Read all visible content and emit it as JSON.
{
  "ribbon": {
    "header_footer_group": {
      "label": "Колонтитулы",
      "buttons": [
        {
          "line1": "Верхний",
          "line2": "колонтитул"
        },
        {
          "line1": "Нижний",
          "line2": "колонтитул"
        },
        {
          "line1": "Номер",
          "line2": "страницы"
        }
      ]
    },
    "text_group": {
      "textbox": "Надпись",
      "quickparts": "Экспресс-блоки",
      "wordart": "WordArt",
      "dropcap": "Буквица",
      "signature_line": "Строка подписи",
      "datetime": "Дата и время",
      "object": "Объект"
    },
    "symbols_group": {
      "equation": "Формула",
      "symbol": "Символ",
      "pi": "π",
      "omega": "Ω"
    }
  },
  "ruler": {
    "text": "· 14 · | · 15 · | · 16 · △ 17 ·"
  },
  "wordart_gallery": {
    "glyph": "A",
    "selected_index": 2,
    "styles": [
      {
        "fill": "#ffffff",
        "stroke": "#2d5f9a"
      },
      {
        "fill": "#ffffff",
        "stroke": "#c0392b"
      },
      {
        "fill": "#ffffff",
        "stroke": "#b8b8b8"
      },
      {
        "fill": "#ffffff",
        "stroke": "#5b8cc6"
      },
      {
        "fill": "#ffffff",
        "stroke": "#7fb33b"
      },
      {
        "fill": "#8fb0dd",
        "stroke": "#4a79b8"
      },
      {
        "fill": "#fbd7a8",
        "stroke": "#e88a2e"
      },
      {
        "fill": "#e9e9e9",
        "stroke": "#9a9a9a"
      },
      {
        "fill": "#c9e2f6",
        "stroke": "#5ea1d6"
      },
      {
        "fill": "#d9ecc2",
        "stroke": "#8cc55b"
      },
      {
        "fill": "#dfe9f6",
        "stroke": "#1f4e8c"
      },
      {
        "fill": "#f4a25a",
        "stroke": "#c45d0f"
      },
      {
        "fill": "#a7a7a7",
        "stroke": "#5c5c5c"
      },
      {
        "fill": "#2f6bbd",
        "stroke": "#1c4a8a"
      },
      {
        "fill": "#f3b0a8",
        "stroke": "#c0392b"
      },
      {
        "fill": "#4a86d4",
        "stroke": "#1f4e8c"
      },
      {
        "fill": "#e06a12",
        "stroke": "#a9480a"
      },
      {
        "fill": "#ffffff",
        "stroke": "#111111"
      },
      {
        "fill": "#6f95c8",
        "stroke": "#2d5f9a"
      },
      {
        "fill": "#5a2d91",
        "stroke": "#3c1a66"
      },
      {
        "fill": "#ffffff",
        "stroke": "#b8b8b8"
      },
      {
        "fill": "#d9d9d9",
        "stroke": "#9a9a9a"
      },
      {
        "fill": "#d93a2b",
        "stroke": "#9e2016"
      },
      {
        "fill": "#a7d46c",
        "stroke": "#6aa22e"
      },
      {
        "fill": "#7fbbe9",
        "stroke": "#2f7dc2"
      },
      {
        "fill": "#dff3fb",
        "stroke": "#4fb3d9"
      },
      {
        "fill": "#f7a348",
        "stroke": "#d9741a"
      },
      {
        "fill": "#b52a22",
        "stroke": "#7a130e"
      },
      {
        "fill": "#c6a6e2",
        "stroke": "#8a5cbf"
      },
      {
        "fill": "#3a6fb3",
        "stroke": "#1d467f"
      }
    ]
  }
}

• Exercise instructions:
Transcribe all entries exactly as they are given.

• Task result:
Read all visible content and emit it as JSON.
{
  "ribbon": {
    "header_footer_group": {
      "label": "Колонтитулы",
      "buttons": [
        {
          "line1": "Верхний",
          "line2": "колонтитул"
        },
        {
          "line1": "Нижний",
          "line2": "колонтитул"
        },
        {
          "line1": "Номер",
          "line2": "страницы"
        }
      ]
    },
    "text_group": {
      "textbox": "Надпись",
      "quickparts": "Экспресс-блоки",
      "wordart": "WordArt",
      "dropcap": "Буквица",
      "signature_line": "Строка подписи",
      "datetime": "Дата и время",
      "object": "Объект"
    },
    "symbols_group": {
      "equation": "Формула",
      "symbol": "Символ",
      "pi": "π",
      "omega": "Ω"
    }
  },
  "ruler": {
    "text": "· 14 · | · 15 · | · 16 · △ 17 ·"
  },
  "wordart_gallery": {
    "glyph": "A",
    "selected_index": 2,
    "styles": [
      {
        "fill": "#ffffff",
        "stroke": "#2d5f9a"
      },
      {
        "fill": "#ffffff",
        "stroke": "#c0392b"
      },
      {
        "fill": "#ffffff",
        "stroke": "#b8b8b8"
      },
      {
        "fill": "#ffffff",
        "stroke": "#5b8cc6"
      },
      {
        "fill": "#ffffff",
        "stroke": "#7fb33b"
      },
      {
        "fill": "#8fb0dd",
        "stroke": "#4a79b8"
      },
      {
        "fill": "#fbd7a8",
        "stroke": "#e88a2e"
      },
      {
        "fill": "#e9e9e9",
        "stroke": "#9a9a9a"
      },
      {
        "fill": "#c9e2f6",
        "stroke": "#5ea1d6"
      },
      {
        "fill": "#d9ecc2",
        "stroke": "#8cc55b"
      },
      {
        "fill": "#dfe9f6",
        "stroke": "#1f4e8c"
      },
      {
        "fill": "#f4a25a",
        "stroke": "#c45d0f"
      },
      {
        "fill": "#a7a7a7",
        "stroke": "#5c5c5c"
      },
      {
        "fill": "#2f6bbd",
        "stroke": "#1c4a8a"
      },
      {
        "fill": "#f3b0a8",
        "stroke": "#c0392b"
      },
      {
        "fill": "#4a86d4",
        "stroke": "#1f4e8c"
      },
      {
        "fill": "#e06a12",
        "stroke": "#a9480a"
      },
      {
        "fill": "#ffffff",
        "stroke": "#111111"
      },
      {
        "fill": "#6f95c8",
        "stroke": "#2d5f9a"
      },
      {
        "fill": "#5a2d91",
        "stroke": "#3c1a66"
      },
      {
        "fill": "#ffffff",
        "stroke": "#b8b8b8"
      },
      {
        "fill": "#d9d9d9",
        "stroke": "#9a9a9a"
      },
      {
        "fill": "#d93a2b",
        "stroke": "#9e2016"
      },
      {
        "fill": "#a7d46c",
        "stroke": "#6aa22e"
      },
      {
        "fill": "#7fbbe9",
        "stroke": "#2f7dc2"
      },
      {
        "fill": "#dff3fb",
        "stroke": "#4fb3d9"
      },
      {
        "fill": "#f7a348",
        "stroke": "#d9741a"
      },
      {
        "fill": "#b52a22",
        "stroke": "#7a130e"
      },
      {
        "fill": "#c6a6e2",
        "stroke": "#8a5cbf"
      },
      {
        "fill": "#3a6fb3",
        "stroke": "#1d467f"
      }
    ]
  }
}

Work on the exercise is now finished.